Written instruction: Present the data once more in exactly its original form.

Data extract:
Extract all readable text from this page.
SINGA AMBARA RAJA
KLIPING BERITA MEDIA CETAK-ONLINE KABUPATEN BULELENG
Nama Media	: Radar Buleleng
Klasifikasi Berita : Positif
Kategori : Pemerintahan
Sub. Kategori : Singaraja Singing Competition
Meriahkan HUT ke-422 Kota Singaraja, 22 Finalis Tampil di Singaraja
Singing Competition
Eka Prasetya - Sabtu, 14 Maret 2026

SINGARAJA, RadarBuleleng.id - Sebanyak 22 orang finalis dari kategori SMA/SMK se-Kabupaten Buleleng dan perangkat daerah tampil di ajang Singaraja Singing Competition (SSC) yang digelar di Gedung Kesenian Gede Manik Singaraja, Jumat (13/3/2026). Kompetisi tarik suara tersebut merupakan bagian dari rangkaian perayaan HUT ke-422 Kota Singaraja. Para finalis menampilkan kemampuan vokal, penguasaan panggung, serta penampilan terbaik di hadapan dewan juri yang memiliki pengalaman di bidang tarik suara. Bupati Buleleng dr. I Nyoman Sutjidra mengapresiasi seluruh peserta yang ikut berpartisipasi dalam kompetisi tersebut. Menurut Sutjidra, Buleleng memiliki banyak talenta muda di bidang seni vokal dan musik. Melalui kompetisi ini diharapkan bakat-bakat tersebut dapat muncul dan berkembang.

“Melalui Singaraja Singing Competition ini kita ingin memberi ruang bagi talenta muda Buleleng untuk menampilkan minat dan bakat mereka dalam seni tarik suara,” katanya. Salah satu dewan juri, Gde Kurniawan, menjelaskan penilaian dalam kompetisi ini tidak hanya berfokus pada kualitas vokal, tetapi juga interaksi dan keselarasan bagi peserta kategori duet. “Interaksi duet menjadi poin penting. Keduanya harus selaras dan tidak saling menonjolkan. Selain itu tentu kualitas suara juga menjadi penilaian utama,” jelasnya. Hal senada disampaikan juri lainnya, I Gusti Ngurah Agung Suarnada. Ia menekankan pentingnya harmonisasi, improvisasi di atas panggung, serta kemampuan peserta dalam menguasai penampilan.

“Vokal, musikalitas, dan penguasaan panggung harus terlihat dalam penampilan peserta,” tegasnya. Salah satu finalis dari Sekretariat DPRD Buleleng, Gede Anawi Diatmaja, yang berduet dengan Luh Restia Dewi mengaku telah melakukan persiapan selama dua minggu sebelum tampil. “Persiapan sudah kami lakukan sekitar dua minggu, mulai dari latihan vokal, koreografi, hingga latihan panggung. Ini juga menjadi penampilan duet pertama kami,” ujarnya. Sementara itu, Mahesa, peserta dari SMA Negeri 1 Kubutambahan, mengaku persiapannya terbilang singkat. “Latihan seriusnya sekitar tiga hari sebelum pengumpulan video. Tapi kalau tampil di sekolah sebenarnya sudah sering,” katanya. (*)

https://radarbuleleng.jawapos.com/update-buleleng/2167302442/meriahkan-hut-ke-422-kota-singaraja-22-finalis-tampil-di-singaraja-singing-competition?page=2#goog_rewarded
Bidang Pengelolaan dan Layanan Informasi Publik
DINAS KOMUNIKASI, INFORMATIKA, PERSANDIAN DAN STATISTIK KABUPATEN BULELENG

Completed exercise:
Extract all readable text from this page.
SINGA AMBARA RAJA
KLIPING BERITA MEDIA CETAK-ONLINE KABUPATEN BULELENG
Nama Media	: Radar Buleleng
Klasifikasi Berita : Positif
Kategori : Pemerintahan
Sub. Kategori : Singaraja Singing Competition
Meriahkan HUT ke-422 Kota Singaraja, 22 Finalis Tampil di Singaraja
Singing Competition
Eka Prasetya - Sabtu, 14 Maret 2026

SINGARAJA, RadarBuleleng.id - Sebanyak 22 orang finalis dari kategori SMA/SMK se-Kabupaten Buleleng dan perangkat daerah tampil di ajang Singaraja Singing Competition (SSC) yang digelar di Gedung Kesenian Gede Manik Singaraja, Jumat (13/3/2026). Kompetisi tarik suara tersebut merupakan bagian dari rangkaian perayaan HUT ke-422 Kota Singaraja. Para finalis menampilkan kemampuan vokal, penguasaan panggung, serta penampilan terbaik di hadapan dewan juri yang memiliki pengalaman di bidang tarik suara. Bupati Buleleng dr. I Nyoman Sutjidra mengapresiasi seluruh peserta yang ikut berpartisipasi dalam kompetisi tersebut. Menurut Sutjidra, Buleleng memiliki banyak talenta muda di bidang seni vokal dan musik. Melalui kompetisi ini diharapkan bakat-bakat tersebut dapat muncul dan berkembang.

“Melalui Singaraja Singing Competition ini kita ingin memberi ruang bagi talenta muda Buleleng untuk menampilkan minat dan bakat mereka dalam seni tarik suara,” katanya. Salah satu dewan juri, Gde Kurniawan, menjelaskan penilaian dalam kompetisi ini tidak hanya berfokus pada kualitas vokal, tetapi juga interaksi dan keselarasan bagi peserta kategori duet. “Interaksi duet menjadi poin penting. Keduanya harus selaras dan tidak saling menonjolkan. Selain itu tentu kualitas suara juga menjadi penilaian utama,” jelasnya. Hal senada disampaikan juri lainnya, I Gusti Ngurah Agung Suarnada. Ia menekankan pentingnya harmonisasi, improvisasi di atas panggung, serta kemampuan peserta dalam menguasai penampilan.

“Vokal, musikalitas, dan penguasaan panggung harus terlihat dalam penampilan peserta,” tegasnya. Salah satu finalis dari Sekretariat DPRD Buleleng, Gede Anawi Diatmaja, yang berduet dengan Luh Restia Dewi mengaku telah melakukan persiapan selama dua minggu sebelum tampil. “Persiapan sudah kami lakukan sekitar dua minggu, mulai dari latihan vokal, koreografi, hingga latihan panggung. Ini juga menjadi penampilan duet pertama kami,” ujarnya. Sementara itu, Mahesa, peserta dari SMA Negeri 1 Kubutambahan, mengaku persiapannya terbilang singkat. “Latihan seriusnya sekitar tiga hari sebelum pengumpulan video. Tapi kalau tampil di sekolah sebenarnya sudah sering,” katanya. (*)

https://radarbuleleng.jawapos.com/update-buleleng/2167302442/meriahkan-hut-ke-422-kota-singaraja-22-finalis-tampil-di-singaraja-singing-competition?page=2#goog_rewarded
Bidang Pengelolaan dan Layanan Informasi Publik
DINAS KOMUNIKASI, INFORMATIKA, PERSANDIAN DAN STATISTIK KABUPATEN BULELENG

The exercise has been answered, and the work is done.